What the task asks:
Find the lines holding the string "this" in the data, then copy all of them.

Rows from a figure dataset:
--- Start ---

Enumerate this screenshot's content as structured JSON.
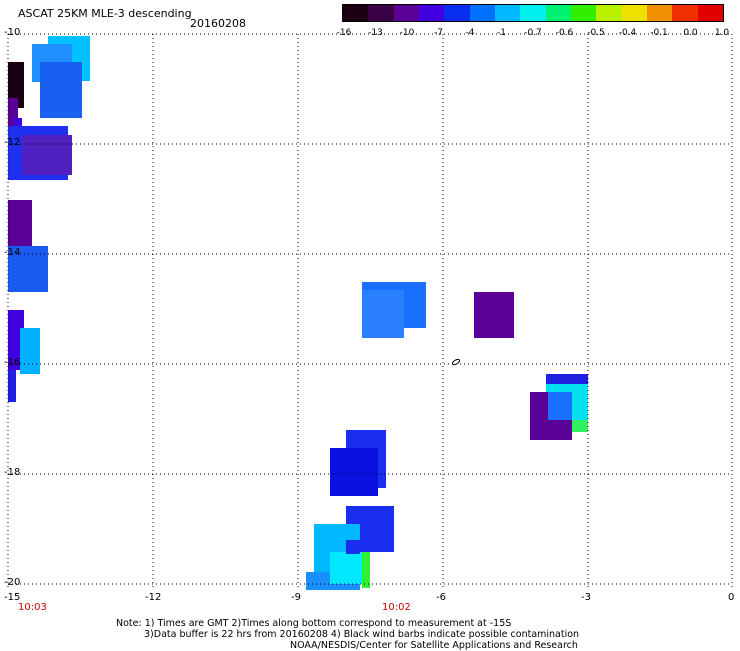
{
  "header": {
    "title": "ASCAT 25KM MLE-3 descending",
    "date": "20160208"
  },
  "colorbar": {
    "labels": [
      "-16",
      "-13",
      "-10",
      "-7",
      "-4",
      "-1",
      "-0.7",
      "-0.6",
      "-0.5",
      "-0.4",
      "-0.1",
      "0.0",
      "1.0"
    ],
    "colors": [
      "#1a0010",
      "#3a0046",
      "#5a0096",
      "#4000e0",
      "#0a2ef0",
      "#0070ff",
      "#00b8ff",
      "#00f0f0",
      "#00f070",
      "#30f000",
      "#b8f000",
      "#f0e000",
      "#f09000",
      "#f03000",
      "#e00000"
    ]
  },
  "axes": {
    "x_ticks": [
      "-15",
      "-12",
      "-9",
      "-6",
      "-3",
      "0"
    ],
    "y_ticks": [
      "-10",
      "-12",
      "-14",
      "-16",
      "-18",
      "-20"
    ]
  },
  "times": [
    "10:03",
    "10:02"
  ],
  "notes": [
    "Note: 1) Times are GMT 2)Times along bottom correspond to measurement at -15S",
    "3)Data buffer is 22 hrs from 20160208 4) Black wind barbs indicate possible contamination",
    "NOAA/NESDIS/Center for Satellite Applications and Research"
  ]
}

--- End ---
--- Start ---

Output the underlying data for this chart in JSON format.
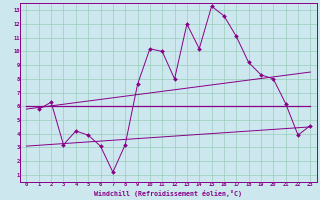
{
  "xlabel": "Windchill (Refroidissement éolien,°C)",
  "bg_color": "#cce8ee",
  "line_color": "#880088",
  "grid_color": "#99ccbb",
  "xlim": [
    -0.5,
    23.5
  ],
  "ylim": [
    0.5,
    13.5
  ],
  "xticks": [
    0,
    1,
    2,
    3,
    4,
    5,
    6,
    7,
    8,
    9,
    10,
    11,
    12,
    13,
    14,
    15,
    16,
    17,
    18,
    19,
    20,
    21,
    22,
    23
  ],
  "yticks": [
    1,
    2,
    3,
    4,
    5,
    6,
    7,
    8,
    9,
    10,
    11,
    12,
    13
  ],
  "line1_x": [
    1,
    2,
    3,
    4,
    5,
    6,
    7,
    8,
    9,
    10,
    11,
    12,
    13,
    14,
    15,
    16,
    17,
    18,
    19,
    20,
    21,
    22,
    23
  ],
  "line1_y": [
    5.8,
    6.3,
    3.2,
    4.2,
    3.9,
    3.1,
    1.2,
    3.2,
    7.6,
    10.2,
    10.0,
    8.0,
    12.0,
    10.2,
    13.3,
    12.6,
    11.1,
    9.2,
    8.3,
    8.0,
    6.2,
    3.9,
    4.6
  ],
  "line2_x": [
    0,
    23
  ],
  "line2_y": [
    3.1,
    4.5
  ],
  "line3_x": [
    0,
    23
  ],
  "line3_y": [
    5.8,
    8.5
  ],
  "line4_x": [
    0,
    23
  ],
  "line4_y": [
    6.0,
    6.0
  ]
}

--- End ---
--- Start ---

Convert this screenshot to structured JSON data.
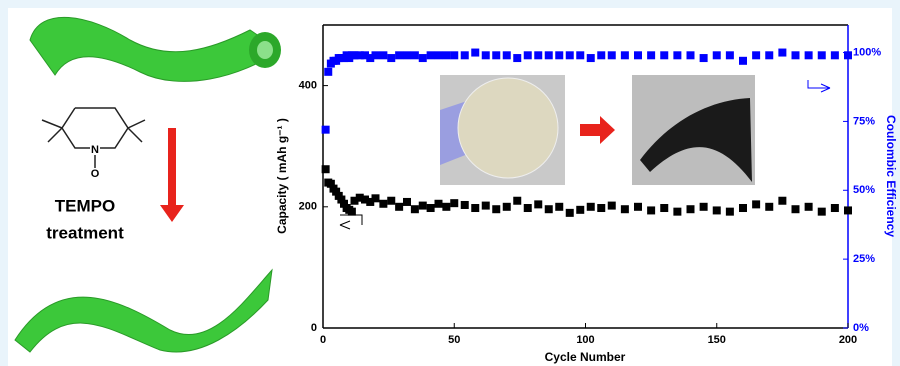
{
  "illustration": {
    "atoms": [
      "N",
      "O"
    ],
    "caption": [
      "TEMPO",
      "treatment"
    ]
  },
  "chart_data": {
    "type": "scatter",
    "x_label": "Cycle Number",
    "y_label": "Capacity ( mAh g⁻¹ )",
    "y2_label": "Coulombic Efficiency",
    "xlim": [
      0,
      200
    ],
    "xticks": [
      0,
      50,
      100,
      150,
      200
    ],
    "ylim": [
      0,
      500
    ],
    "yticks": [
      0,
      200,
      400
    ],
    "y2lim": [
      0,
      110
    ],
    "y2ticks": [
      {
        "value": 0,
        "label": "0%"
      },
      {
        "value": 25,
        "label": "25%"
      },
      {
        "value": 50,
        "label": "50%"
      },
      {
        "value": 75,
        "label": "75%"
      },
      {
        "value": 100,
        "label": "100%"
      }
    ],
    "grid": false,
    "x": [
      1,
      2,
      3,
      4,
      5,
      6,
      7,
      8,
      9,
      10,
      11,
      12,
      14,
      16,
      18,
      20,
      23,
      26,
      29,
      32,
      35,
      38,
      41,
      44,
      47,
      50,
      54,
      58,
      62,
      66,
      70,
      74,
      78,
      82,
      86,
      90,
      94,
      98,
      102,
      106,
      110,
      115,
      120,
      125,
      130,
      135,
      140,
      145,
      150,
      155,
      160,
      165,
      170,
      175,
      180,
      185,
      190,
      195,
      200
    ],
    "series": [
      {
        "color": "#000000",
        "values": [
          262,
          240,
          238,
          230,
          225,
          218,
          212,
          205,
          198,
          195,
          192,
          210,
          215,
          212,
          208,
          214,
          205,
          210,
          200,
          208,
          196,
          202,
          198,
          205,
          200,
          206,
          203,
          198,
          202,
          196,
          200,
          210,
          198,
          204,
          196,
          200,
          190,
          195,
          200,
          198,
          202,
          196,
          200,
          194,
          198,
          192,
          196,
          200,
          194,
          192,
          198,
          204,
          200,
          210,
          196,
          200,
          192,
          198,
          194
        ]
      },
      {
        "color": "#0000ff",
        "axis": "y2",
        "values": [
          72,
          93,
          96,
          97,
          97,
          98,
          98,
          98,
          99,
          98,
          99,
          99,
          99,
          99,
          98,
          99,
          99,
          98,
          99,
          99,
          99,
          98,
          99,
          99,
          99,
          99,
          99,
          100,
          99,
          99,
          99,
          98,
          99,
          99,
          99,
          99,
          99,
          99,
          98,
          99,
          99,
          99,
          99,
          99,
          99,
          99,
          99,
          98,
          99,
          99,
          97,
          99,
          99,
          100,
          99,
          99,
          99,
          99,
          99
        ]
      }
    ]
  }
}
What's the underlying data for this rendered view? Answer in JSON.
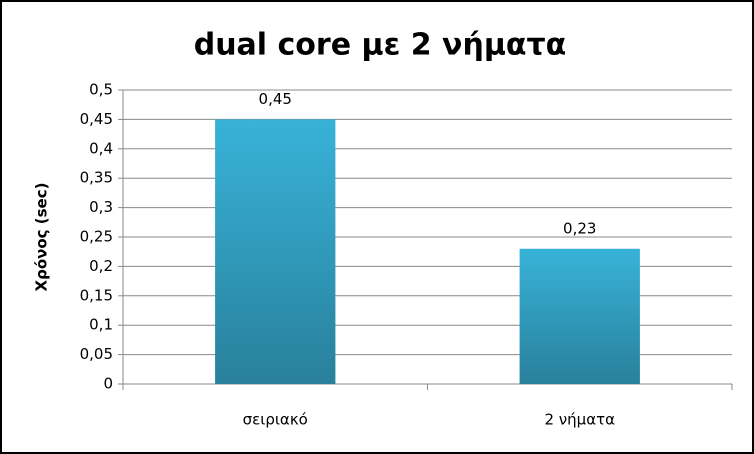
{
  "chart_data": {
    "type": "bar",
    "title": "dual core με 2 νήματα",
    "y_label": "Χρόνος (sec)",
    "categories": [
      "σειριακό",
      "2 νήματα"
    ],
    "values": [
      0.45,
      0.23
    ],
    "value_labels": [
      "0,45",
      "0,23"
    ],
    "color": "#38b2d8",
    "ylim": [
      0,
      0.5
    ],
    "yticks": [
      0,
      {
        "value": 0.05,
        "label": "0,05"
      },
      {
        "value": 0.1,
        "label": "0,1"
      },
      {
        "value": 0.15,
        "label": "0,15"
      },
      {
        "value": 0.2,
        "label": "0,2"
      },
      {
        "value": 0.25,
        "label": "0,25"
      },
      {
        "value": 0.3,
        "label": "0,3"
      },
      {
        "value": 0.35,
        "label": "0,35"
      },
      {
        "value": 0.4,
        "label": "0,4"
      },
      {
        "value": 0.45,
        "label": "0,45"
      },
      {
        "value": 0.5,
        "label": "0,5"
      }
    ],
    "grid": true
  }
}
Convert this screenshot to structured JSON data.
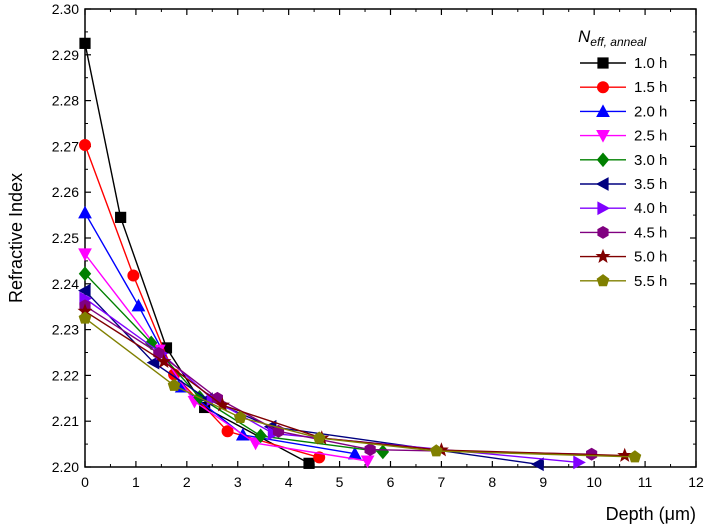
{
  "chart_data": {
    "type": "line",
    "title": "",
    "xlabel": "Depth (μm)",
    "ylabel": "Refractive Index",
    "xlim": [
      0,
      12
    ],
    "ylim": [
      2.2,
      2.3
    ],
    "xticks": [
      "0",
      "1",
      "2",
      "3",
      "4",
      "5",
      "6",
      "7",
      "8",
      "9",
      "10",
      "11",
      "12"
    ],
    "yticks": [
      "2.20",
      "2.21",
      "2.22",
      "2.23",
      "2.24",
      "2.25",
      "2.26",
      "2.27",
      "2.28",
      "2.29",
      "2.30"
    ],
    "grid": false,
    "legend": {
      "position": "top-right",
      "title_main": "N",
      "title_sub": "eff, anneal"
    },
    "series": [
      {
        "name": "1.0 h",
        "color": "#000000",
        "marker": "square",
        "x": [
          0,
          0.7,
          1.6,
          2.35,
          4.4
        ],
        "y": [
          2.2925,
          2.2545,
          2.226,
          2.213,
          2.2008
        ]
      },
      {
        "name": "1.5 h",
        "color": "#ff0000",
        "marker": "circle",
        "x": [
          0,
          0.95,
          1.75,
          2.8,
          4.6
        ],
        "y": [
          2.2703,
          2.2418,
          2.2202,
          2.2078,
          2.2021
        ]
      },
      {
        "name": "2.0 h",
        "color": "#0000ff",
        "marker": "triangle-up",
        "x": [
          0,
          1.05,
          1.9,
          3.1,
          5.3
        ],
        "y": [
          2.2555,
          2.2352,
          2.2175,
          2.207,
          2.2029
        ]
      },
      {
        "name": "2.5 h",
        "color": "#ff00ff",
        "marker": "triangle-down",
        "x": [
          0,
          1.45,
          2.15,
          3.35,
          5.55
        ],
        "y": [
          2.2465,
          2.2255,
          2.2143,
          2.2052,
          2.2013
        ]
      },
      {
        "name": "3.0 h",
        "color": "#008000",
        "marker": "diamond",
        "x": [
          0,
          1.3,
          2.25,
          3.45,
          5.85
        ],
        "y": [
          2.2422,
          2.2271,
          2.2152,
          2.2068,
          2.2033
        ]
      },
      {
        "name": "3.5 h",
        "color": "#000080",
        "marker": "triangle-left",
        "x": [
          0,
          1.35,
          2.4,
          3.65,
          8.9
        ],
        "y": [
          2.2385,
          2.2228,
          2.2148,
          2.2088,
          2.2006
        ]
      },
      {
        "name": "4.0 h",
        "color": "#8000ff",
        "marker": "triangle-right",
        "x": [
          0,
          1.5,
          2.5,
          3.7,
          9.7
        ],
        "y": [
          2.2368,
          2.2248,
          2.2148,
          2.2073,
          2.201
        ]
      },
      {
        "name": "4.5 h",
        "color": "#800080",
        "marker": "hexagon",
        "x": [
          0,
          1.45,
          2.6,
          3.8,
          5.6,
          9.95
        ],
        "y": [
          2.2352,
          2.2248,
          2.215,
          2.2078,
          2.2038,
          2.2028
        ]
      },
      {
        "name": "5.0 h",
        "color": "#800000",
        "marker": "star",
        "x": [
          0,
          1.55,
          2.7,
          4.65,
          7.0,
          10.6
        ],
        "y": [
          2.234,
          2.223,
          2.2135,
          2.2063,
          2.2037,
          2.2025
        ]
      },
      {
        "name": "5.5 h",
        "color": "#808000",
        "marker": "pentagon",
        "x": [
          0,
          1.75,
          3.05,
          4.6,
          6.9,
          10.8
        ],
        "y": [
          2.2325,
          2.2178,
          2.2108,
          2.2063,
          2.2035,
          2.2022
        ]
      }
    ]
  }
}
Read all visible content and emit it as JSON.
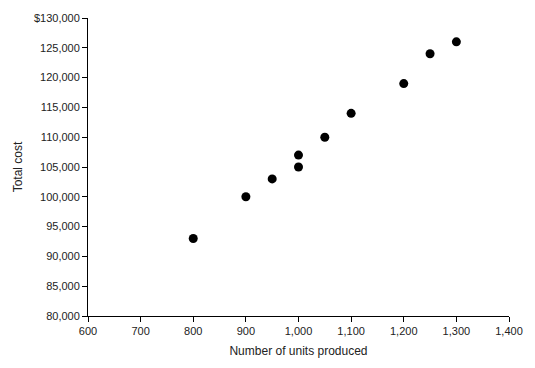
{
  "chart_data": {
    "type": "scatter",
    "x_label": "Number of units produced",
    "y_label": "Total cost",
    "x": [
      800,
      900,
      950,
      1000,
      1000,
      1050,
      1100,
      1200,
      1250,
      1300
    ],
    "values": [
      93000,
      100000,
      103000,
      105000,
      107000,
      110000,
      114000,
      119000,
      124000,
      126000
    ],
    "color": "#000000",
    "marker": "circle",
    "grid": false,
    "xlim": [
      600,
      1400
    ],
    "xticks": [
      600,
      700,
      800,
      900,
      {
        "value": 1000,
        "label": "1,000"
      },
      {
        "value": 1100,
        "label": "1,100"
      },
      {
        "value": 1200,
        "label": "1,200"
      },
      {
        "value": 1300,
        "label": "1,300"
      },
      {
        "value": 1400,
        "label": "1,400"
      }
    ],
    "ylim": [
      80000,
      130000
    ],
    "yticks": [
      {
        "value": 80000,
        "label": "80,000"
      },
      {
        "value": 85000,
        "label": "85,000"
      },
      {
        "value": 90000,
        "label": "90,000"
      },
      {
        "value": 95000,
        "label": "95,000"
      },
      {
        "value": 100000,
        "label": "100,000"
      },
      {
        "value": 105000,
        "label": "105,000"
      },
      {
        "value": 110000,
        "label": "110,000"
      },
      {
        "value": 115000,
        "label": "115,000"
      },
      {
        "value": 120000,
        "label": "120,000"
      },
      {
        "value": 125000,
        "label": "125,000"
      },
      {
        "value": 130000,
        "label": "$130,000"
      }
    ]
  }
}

--- End ---

Complete response:
Enumerate this screenshot's content as structured JSON.
Output the underlying data for this chart in JSON format.
Convert this screenshot to structured JSON data.
What's the underlying data for this rendered view? Answer in JSON.
Convert this screenshot to structured JSON data.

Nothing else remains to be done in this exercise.